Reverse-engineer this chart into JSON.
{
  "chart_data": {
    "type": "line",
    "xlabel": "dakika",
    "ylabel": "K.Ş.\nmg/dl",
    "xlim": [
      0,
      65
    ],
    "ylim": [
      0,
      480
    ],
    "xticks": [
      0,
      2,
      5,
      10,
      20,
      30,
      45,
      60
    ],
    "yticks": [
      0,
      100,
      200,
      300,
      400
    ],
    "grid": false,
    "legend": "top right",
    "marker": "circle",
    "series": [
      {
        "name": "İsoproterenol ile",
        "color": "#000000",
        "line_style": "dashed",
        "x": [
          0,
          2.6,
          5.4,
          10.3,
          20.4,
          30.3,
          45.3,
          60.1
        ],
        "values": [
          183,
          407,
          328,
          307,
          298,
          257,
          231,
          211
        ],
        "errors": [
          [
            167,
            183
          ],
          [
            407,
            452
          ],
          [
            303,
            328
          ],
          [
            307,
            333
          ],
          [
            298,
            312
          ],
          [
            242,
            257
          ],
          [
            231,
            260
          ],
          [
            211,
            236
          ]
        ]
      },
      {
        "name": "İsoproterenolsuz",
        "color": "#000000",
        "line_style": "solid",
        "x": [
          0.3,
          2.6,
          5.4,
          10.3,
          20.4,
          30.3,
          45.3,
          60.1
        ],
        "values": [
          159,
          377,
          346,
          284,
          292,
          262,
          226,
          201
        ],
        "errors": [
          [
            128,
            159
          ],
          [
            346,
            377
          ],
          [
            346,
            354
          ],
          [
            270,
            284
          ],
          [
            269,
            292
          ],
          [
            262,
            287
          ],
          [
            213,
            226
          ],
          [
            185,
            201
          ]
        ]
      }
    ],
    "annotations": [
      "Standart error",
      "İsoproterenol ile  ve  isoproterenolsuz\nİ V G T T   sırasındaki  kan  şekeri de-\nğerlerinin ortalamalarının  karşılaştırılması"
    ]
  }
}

· · · · ·

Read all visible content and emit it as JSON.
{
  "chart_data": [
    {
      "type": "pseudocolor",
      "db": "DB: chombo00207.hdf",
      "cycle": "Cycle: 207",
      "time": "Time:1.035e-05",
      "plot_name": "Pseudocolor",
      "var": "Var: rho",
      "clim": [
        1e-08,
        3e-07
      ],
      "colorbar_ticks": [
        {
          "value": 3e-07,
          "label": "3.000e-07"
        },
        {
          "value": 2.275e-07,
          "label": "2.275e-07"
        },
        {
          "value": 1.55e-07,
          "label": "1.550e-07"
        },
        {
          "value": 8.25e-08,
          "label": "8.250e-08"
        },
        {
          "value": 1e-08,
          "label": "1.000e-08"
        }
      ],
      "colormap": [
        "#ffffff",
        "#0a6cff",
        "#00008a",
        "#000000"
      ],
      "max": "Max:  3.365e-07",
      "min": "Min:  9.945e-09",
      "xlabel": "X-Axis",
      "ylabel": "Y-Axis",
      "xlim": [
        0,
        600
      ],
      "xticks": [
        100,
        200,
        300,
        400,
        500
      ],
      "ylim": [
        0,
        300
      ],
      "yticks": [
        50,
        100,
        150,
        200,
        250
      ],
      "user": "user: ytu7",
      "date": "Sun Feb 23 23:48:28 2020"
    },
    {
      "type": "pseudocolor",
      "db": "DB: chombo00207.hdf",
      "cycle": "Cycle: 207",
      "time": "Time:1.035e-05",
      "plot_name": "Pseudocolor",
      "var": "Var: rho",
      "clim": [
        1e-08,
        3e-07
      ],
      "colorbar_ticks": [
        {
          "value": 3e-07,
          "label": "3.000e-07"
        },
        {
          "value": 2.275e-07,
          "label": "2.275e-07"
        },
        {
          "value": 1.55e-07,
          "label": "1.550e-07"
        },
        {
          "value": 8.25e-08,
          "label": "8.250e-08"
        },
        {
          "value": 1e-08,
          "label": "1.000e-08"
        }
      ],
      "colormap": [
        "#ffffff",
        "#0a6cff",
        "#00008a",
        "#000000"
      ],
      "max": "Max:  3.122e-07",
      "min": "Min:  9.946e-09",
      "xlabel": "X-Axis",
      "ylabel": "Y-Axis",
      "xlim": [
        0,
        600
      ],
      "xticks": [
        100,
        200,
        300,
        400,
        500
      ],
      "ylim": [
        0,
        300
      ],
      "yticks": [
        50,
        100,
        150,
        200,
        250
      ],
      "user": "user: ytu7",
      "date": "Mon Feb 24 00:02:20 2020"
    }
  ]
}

· · · · ·

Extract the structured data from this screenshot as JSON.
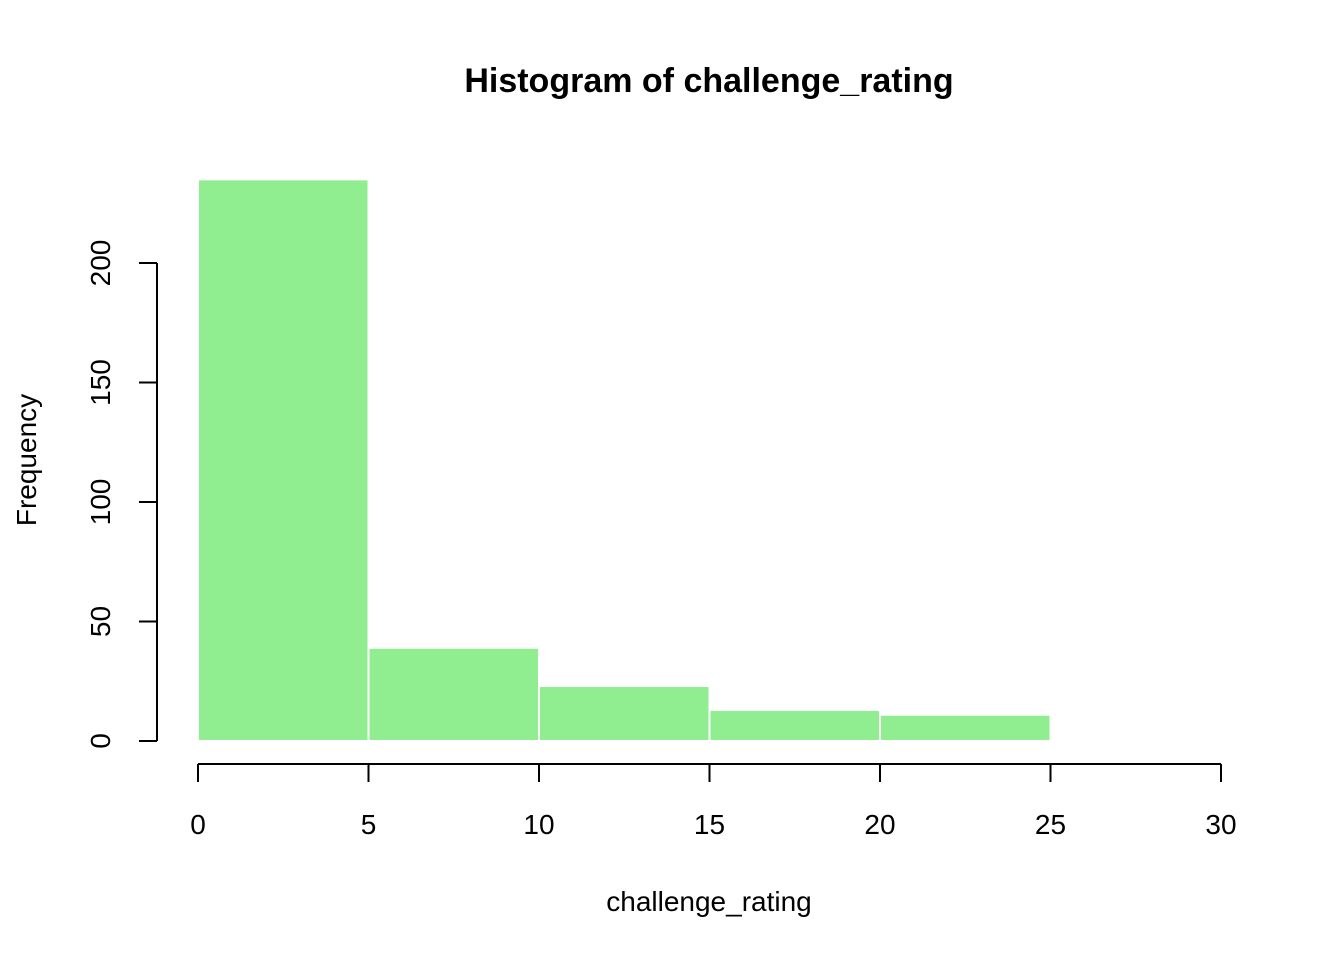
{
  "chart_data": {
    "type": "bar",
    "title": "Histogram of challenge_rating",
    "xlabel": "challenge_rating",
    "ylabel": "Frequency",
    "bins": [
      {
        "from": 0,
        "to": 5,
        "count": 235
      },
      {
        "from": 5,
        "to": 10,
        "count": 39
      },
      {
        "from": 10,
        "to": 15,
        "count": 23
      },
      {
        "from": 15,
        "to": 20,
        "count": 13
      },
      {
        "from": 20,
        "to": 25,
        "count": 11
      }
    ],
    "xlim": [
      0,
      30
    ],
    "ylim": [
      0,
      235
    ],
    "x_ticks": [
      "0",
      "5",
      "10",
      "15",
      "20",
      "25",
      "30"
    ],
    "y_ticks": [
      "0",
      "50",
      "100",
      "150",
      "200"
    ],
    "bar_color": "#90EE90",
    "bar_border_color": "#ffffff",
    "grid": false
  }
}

· · · · ·

**Goal of the exercise**. Find each line holding "from". Copy it out.

**Correct output**.
Extract the structured data from this screenshot as JSON.
        "from": 0,
        "from": 5,
        "from": 10,
        "from": 15,
        "from": 20,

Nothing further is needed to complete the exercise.